- Work to be completed -
Reproduce the entries exactly.

- Material -
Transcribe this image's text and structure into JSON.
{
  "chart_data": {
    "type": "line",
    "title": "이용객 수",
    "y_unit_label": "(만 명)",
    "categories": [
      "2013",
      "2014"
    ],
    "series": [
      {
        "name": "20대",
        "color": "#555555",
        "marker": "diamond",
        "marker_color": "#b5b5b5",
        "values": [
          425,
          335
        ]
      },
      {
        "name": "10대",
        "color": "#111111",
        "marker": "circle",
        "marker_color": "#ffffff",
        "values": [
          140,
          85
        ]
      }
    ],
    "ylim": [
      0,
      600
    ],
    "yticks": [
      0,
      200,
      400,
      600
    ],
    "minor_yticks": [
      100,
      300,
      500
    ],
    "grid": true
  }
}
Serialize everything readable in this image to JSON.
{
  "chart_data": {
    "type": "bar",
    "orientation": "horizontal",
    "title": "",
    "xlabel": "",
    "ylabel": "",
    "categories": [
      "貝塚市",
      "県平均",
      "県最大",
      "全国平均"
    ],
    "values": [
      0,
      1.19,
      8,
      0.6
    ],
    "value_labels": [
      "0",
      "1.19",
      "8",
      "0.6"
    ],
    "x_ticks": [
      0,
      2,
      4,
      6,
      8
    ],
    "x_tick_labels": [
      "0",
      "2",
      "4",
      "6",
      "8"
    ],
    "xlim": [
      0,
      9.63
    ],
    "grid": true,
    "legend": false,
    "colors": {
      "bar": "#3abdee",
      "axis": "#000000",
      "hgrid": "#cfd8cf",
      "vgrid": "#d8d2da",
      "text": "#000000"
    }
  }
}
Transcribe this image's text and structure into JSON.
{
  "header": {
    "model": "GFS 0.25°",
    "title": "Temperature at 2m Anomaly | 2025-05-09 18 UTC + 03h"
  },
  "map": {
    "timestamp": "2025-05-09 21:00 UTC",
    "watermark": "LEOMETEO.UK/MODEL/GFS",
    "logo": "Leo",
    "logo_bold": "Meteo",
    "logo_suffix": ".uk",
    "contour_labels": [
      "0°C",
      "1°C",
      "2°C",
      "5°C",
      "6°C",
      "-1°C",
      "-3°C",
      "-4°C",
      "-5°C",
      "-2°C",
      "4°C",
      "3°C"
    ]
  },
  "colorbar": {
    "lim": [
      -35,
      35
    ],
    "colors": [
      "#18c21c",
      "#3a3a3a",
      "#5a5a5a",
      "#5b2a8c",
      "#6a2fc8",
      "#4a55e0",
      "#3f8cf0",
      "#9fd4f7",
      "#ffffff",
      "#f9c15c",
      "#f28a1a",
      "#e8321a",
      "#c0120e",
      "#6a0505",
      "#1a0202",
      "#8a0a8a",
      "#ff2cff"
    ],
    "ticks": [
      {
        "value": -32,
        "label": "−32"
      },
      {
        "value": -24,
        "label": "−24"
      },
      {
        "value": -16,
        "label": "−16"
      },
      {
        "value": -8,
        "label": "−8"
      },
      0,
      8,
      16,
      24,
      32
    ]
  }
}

- Answer -
Transcribe this image's text and structure into JSON.
{
  "chart_data": {
    "type": "line",
    "title": "이용객 수",
    "y_unit_label": "(만 명)",
    "categories": [
      "2013",
      "2014"
    ],
    "series": [
      {
        "name": "20대",
        "color": "#555555",
        "marker": "diamond",
        "marker_color": "#b5b5b5",
        "values": [
          425,
          335
        ]
      },
      {
        "name": "10대",
        "color": "#111111",
        "marker": "circle",
        "marker_color": "#ffffff",
        "values": [
          140,
          85
        ]
      }
    ],
    "ylim": [
      0,
      600
    ],
    "yticks": [
      0,
      200,
      400,
      600
    ],
    "minor_yticks": [
      100,
      300,
      500
    ],
    "grid": true
  }
}
Serialize everything readable in this image to JSON.
{
  "chart_data": {
    "type": "bar",
    "orientation": "horizontal",
    "title": "",
    "xlabel": "",
    "ylabel": "",
    "categories": [
      "貝塚市",
      "県平均",
      "県最大",
      "全国平均"
    ],
    "values": [
      0,
      1.19,
      8,
      0.6
    ],
    "value_labels": [
      "0",
      "1.19",
      "8",
      "0.6"
    ],
    "x_ticks": [
      0,
      2,
      4,
      6,
      8
    ],
    "x_tick_labels": [
      "0",
      "2",
      "4",
      "6",
      "8"
    ],
    "xlim": [
      0,
      9.63
    ],
    "grid": true,
    "legend": false,
    "colors": {
      "bar": "#3abdee",
      "axis": "#000000",
      "hgrid": "#cfd8cf",
      "vgrid": "#d8d2da",
      "text": "#000000"
    }
  }
}
Transcribe this image's text and structure into JSON.
{
  "header": {
    "model": "GFS 0.25°",
    "title": "Temperature at 2m Anomaly | 2025-05-09 18 UTC + 03h"
  },
  "map": {
    "timestamp": "2025-05-09 21:00 UTC",
    "watermark": "LEOMETEO.UK/MODEL/GFS",
    "logo": "Leo",
    "logo_bold": "Meteo",
    "logo_suffix": ".uk",
    "contour_labels": [
      "0°C",
      "1°C",
      "2°C",
      "5°C",
      "6°C",
      "-1°C",
      "-3°C",
      "-4°C",
      "-5°C",
      "-2°C",
      "4°C",
      "3°C"
    ]
  },
  "colorbar": {
    "lim": [
      -35,
      35
    ],
    "colors": [
      "#18c21c",
      "#3a3a3a",
      "#5a5a5a",
      "#5b2a8c",
      "#6a2fc8",
      "#4a55e0",
      "#3f8cf0",
      "#9fd4f7",
      "#ffffff",
      "#f9c15c",
      "#f28a1a",
      "#e8321a",
      "#c0120e",
      "#6a0505",
      "#1a0202",
      "#8a0a8a",
      "#ff2cff"
    ],
    "ticks": [
      {
        "value": -32,
        "label": "−32"
      },
      {
        "value": -24,
        "label": "−24"
      },
      {
        "value": -16,
        "label": "−16"
      },
      {
        "value": -8,
        "label": "−8"
      },
      0,
      8,
      16,
      24,
      32
    ]
  }
}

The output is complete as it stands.